▶ **What is required**
Copy every entry exactly as given, minus the images.

Dataset items
══════

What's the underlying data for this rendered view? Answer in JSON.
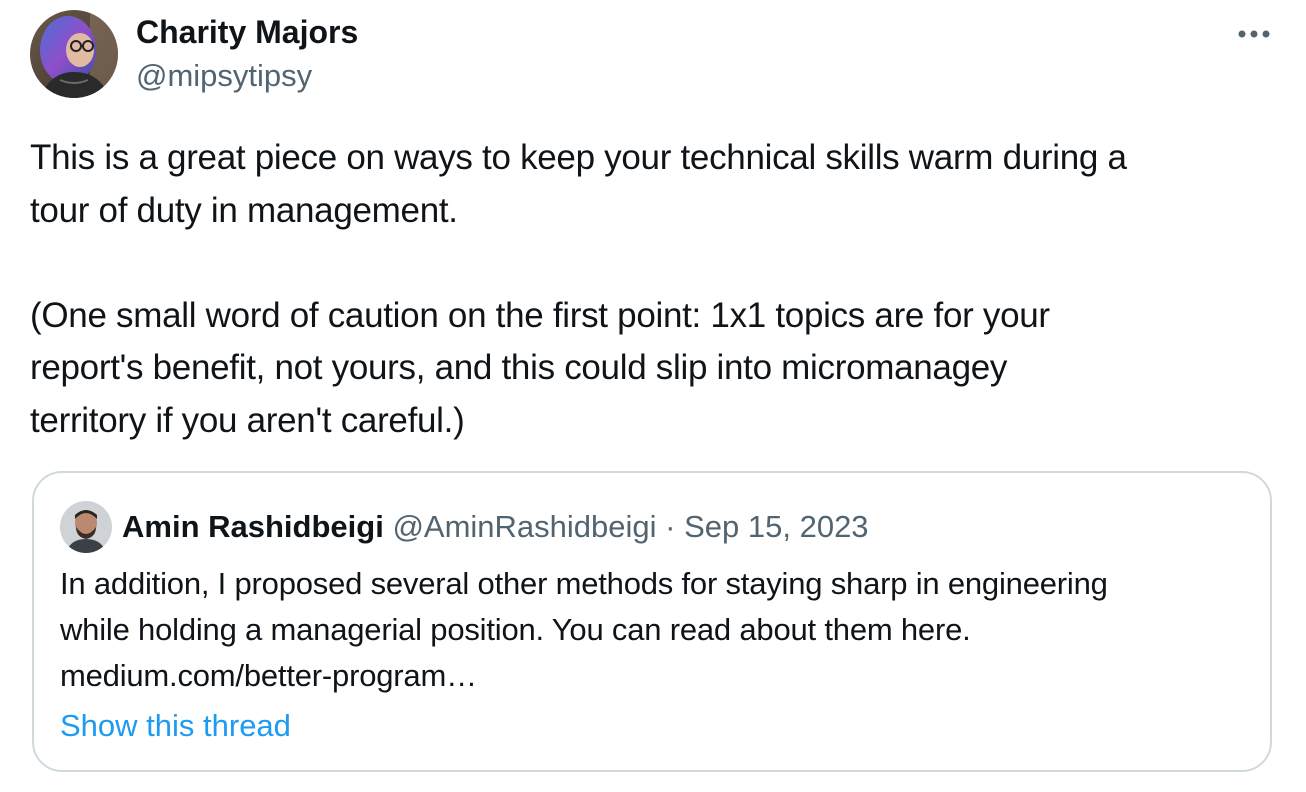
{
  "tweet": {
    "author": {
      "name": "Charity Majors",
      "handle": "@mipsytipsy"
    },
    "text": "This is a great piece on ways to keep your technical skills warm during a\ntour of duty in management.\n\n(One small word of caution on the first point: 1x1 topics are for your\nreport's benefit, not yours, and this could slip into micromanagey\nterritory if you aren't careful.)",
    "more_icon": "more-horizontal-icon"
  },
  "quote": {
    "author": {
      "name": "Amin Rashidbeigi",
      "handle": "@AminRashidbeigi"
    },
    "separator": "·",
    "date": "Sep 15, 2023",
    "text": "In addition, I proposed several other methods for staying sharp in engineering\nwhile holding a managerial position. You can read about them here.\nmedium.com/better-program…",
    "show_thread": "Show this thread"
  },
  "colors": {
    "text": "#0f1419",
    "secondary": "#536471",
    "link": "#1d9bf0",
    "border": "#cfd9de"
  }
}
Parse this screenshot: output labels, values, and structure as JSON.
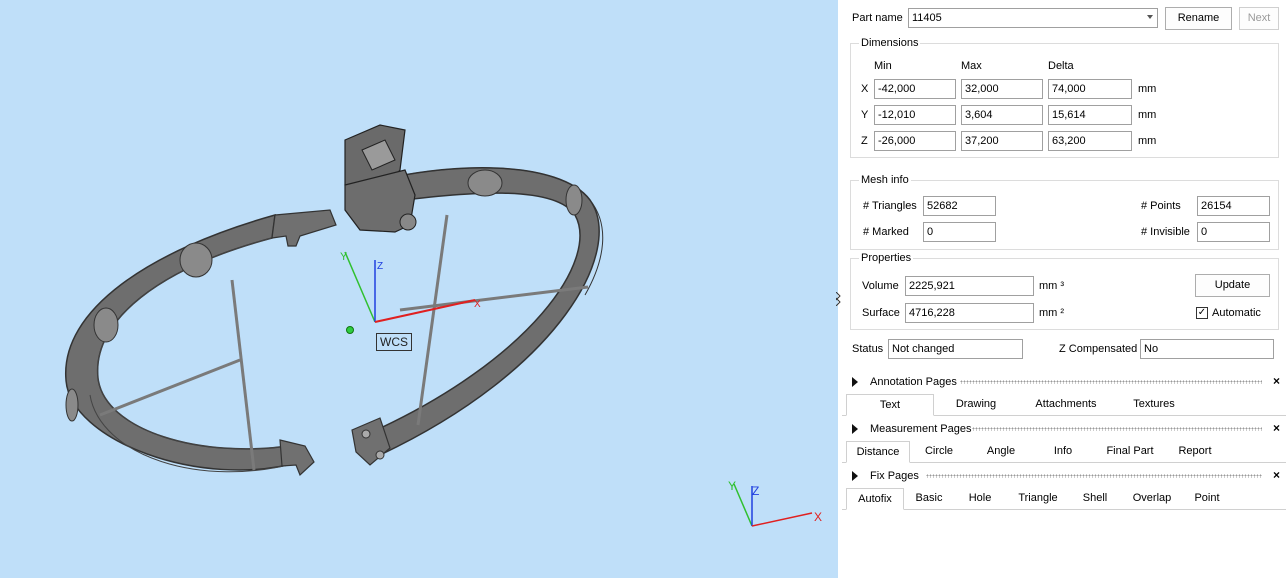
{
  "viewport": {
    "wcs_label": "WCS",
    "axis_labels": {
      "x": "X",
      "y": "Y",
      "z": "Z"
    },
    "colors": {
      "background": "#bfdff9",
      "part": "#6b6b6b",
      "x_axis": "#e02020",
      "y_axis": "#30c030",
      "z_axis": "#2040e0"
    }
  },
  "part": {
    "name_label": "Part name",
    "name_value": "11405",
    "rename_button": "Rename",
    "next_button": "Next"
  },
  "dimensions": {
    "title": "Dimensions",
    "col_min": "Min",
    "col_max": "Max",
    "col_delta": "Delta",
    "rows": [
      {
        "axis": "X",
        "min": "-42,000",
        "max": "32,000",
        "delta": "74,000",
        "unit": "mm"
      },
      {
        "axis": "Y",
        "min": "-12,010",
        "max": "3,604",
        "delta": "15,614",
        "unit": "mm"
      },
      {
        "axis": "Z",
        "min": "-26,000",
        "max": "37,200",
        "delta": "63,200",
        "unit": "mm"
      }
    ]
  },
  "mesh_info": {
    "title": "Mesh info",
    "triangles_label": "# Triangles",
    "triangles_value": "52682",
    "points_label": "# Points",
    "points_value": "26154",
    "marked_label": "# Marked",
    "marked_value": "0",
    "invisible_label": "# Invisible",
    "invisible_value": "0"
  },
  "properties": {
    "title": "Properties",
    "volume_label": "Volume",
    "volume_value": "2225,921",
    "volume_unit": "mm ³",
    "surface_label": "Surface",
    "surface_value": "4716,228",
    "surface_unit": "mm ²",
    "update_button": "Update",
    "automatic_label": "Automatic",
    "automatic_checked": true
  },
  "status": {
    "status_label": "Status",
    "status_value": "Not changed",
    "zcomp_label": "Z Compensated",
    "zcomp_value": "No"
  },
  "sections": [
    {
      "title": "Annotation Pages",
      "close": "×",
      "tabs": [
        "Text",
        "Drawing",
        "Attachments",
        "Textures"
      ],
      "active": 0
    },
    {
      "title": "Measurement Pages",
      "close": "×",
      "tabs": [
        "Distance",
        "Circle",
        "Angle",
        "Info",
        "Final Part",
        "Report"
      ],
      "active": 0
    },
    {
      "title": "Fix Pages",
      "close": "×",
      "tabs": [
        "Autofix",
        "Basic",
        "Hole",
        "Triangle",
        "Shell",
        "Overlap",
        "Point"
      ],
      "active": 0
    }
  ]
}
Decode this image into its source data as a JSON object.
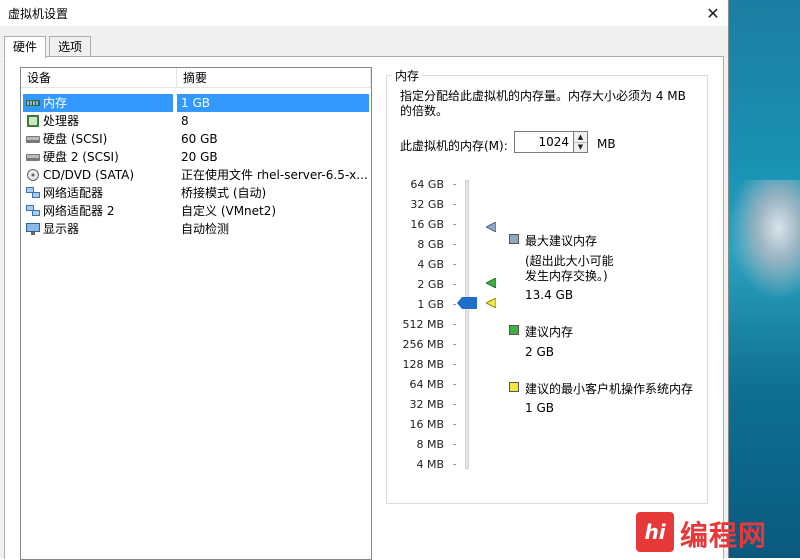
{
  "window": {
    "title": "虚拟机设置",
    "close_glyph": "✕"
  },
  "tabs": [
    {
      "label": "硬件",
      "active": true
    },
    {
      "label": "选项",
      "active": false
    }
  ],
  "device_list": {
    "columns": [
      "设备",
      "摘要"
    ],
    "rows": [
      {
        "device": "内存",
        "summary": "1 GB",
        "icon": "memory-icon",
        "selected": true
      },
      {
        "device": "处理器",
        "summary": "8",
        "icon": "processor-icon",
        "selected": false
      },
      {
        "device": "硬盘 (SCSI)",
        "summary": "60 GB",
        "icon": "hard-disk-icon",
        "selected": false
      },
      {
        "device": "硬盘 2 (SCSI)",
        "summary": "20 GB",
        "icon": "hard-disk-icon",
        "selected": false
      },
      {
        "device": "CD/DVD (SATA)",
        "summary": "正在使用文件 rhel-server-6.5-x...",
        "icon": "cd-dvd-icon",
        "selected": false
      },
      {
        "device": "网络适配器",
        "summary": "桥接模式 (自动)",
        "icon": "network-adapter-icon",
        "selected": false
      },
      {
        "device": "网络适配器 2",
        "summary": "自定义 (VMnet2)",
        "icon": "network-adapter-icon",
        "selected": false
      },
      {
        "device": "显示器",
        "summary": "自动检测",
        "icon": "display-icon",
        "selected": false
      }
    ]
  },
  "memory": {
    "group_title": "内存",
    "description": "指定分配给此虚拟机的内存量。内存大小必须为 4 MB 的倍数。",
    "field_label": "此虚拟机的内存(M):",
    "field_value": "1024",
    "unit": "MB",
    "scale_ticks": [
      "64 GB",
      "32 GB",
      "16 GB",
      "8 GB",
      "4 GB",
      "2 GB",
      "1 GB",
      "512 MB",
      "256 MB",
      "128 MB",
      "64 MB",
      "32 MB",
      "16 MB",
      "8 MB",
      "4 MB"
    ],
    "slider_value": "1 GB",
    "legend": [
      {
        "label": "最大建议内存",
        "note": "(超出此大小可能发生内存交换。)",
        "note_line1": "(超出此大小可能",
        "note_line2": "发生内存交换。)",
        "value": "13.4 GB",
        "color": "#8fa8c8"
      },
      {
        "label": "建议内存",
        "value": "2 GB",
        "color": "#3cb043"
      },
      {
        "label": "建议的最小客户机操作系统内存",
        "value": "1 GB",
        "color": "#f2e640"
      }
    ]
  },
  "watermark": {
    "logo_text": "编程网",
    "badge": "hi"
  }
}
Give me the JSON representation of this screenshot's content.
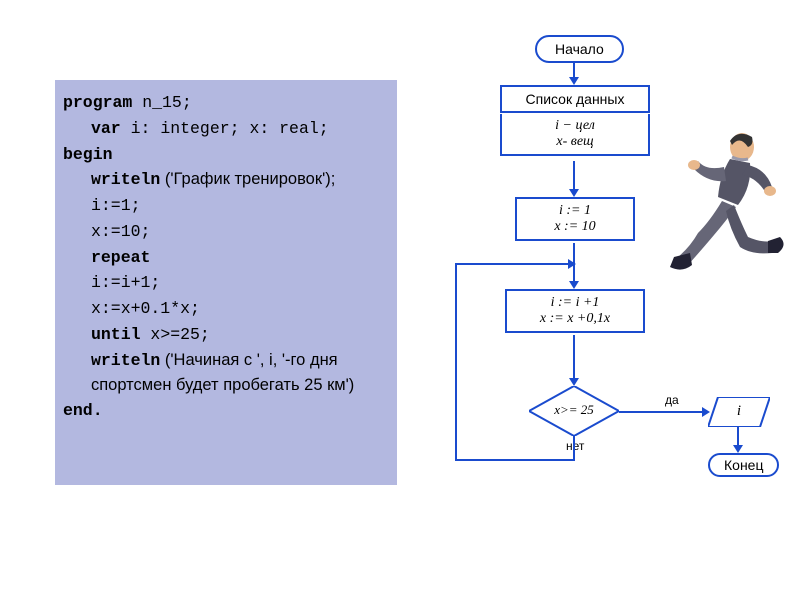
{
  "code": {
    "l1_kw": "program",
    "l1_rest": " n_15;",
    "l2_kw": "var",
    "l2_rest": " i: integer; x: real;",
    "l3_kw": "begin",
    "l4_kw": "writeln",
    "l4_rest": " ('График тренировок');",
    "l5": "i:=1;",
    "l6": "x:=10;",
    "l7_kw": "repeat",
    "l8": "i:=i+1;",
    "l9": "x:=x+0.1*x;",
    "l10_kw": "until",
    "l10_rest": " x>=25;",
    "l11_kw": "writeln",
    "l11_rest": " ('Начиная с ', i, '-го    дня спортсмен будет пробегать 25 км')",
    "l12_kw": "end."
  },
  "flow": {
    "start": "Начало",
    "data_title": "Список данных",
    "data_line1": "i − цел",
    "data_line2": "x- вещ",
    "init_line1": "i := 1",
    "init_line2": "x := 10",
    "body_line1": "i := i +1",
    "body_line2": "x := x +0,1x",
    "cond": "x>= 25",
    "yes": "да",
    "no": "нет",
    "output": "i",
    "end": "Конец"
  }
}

══════

▶ **Response for this exercise**
What's the underlying data for this rendered view? Answer in JSON.
{
  "tweet": {
    "author": {
      "name": "Charity Majors",
      "handle": "@mipsytipsy"
    },
    "text": "This is a great piece on ways to keep your technical skills warm during a\ntour of duty in management.\n\n(One small word of caution on the first point: 1x1 topics are for your\nreport's benefit, not yours, and this could slip into micromanagey\nterritory if you aren't careful.)",
    "more_icon": "more-horizontal-icon"
  },
  "quote": {
    "author": {
      "name": "Amin Rashidbeigi",
      "handle": "@AminRashidbeigi"
    },
    "separator": "·",
    "date": "Sep 15, 2023",
    "text": "In addition, I proposed several other methods for staying sharp in engineering\nwhile holding a managerial position. You can read about them here.\nmedium.com/better-program…",
    "show_thread": "Show this thread"
  },
  "colors": {
    "text": "#0f1419",
    "secondary": "#536471",
    "link": "#1d9bf0",
    "border": "#cfd9de"
  }
}
Parse this screenshot: output labels, values, and structure as JSON.
{
  "viewport": {
    "wcs_label": "WCS",
    "axis_labels": {
      "x": "X",
      "y": "Y",
      "z": "Z"
    },
    "colors": {
      "background": "#bfdff9",
      "part": "#6b6b6b",
      "x_axis": "#e02020",
      "y_axis": "#30c030",
      "z_axis": "#2040e0"
    }
  },
  "part": {
    "name_label": "Part name",
    "name_value": "11405",
    "rename_button": "Rename",
    "next_button": "Next"
  },
  "dimensions": {
    "title": "Dimensions",
    "col_min": "Min",
    "col_max": "Max",
    "col_delta": "Delta",
    "rows": [
      {
        "axis": "X",
        "min": "-42,000",
        "max": "32,000",
        "delta": "74,000",
        "unit": "mm"
      },
      {
        "axis": "Y",
        "min": "-12,010",
        "max": "3,604",
        "delta": "15,614",
        "unit": "mm"
      },
      {
        "axis": "Z",
        "min": "-26,000",
        "max": "37,200",
        "delta": "63,200",
        "unit": "mm"
      }
    ]
  },
  "mesh_info": {
    "title": "Mesh info",
    "triangles_label": "# Triangles",
    "triangles_value": "52682",
    "points_label": "# Points",
    "points_value": "26154",
    "marked_label": "# Marked",
    "marked_value": "0",
    "invisible_label": "# Invisible",
    "invisible_value": "0"
  },
  "properties": {
    "title": "Properties",
    "volume_label": "Volume",
    "volume_value": "2225,921",
    "volume_unit": "mm ³",
    "surface_label": "Surface",
    "surface_value": "4716,228",
    "surface_unit": "mm ²",
    "update_button": "Update",
    "automatic_label": "Automatic",
    "automatic_checked": true
  },
  "status": {
    "status_label": "Status",
    "status_value": "Not changed",
    "zcomp_label": "Z Compensated",
    "zcomp_value": "No"
  },
  "sections": [
    {
      "title": "Annotation Pages",
      "close": "×",
      "tabs": [
        "Text",
        "Drawing",
        "Attachments",
        "Textures"
      ],
      "active": 0
    },
    {
      "title": "Measurement Pages",
      "close": "×",
      "tabs": [
        "Distance",
        "Circle",
        "Angle",
        "Info",
        "Final Part",
        "Report"
      ],
      "active": 0
    },
    {
      "title": "Fix Pages",
      "close": "×",
      "tabs": [
        "Autofix",
        "Basic",
        "Hole",
        "Triangle",
        "Shell",
        "Overlap",
        "Point"
      ],
      "active": 0
    }
  ]
}
Decode this image into its source data as a JSON object.
{
  "window": {
    "title": "虚拟机设置",
    "close_glyph": "✕"
  },
  "tabs": [
    {
      "label": "硬件",
      "active": true
    },
    {
      "label": "选项",
      "active": false
    }
  ],
  "device_list": {
    "columns": [
      "设备",
      "摘要"
    ],
    "rows": [
      {
        "device": "内存",
        "summary": "1 GB",
        "icon": "memory-icon",
        "selected": true
      },
      {
        "device": "处理器",
        "summary": "8",
        "icon": "processor-icon",
        "selected": false
      },
      {
        "device": "硬盘 (SCSI)",
        "summary": "60 GB",
        "icon": "hard-disk-icon",
        "selected": false
      },
      {
        "device": "硬盘 2 (SCSI)",
        "summary": "20 GB",
        "icon": "hard-disk-icon",
        "selected": false
      },
      {
        "device": "CD/DVD (SATA)",
        "summary": "正在使用文件 rhel-server-6.5-x...",
        "icon": "cd-dvd-icon",
        "selected": false
      },
      {
        "device": "网络适配器",
        "summary": "桥接模式 (自动)",
        "icon": "network-adapter-icon",
        "selected": false
      },
      {
        "device": "网络适配器 2",
        "summary": "自定义 (VMnet2)",
        "icon": "network-adapter-icon",
        "selected": false
      },
      {
        "device": "显示器",
        "summary": "自动检测",
        "icon": "display-icon",
        "selected": false
      }
    ]
  },
  "memory": {
    "group_title": "内存",
    "description": "指定分配给此虚拟机的内存量。内存大小必须为 4 MB 的倍数。",
    "field_label": "此虚拟机的内存(M):",
    "field_value": "1024",
    "unit": "MB",
    "scale_ticks": [
      "64 GB",
      "32 GB",
      "16 GB",
      "8 GB",
      "4 GB",
      "2 GB",
      "1 GB",
      "512 MB",
      "256 MB",
      "128 MB",
      "64 MB",
      "32 MB",
      "16 MB",
      "8 MB",
      "4 MB"
    ],
    "slider_value": "1 GB",
    "legend": [
      {
        "label": "最大建议内存",
        "note": "(超出此大小可能发生内存交换。)",
        "note_line1": "(超出此大小可能",
        "note_line2": "发生内存交换。)",
        "value": "13.4 GB",
        "color": "#8fa8c8"
      },
      {
        "label": "建议内存",
        "value": "2 GB",
        "color": "#3cb043"
      },
      {
        "label": "建议的最小客户机操作系统内存",
        "value": "1 GB",
        "color": "#f2e640"
      }
    ]
  },
  "watermark": {
    "logo_text": "编程网",
    "badge": "hi"
  }
}
Give me the JSON representation of this screenshot's content.
{
  "code": {
    "l1_kw": "program",
    "l1_rest": " n_15;",
    "l2_kw": "var",
    "l2_rest": " i: integer; x: real;",
    "l3_kw": "begin",
    "l4_kw": "writeln",
    "l4_rest": " ('График тренировок');",
    "l5": "i:=1;",
    "l6": "x:=10;",
    "l7_kw": "repeat",
    "l8": "i:=i+1;",
    "l9": "x:=x+0.1*x;",
    "l10_kw": "until",
    "l10_rest": " x>=25;",
    "l11_kw": "writeln",
    "l11_rest": " ('Начиная с ', i, '-го    дня спортсмен будет пробегать 25 км')",
    "l12_kw": "end."
  },
  "flow": {
    "start": "Начало",
    "data_title": "Список данных",
    "data_line1": "i − цел",
    "data_line2": "x- вещ",
    "init_line1": "i := 1",
    "init_line2": "x := 10",
    "body_line1": "i := i +1",
    "body_line2": "x := x +0,1x",
    "cond": "x>= 25",
    "yes": "да",
    "no": "нет",
    "output": "i",
    "end": "Конец"
  }
}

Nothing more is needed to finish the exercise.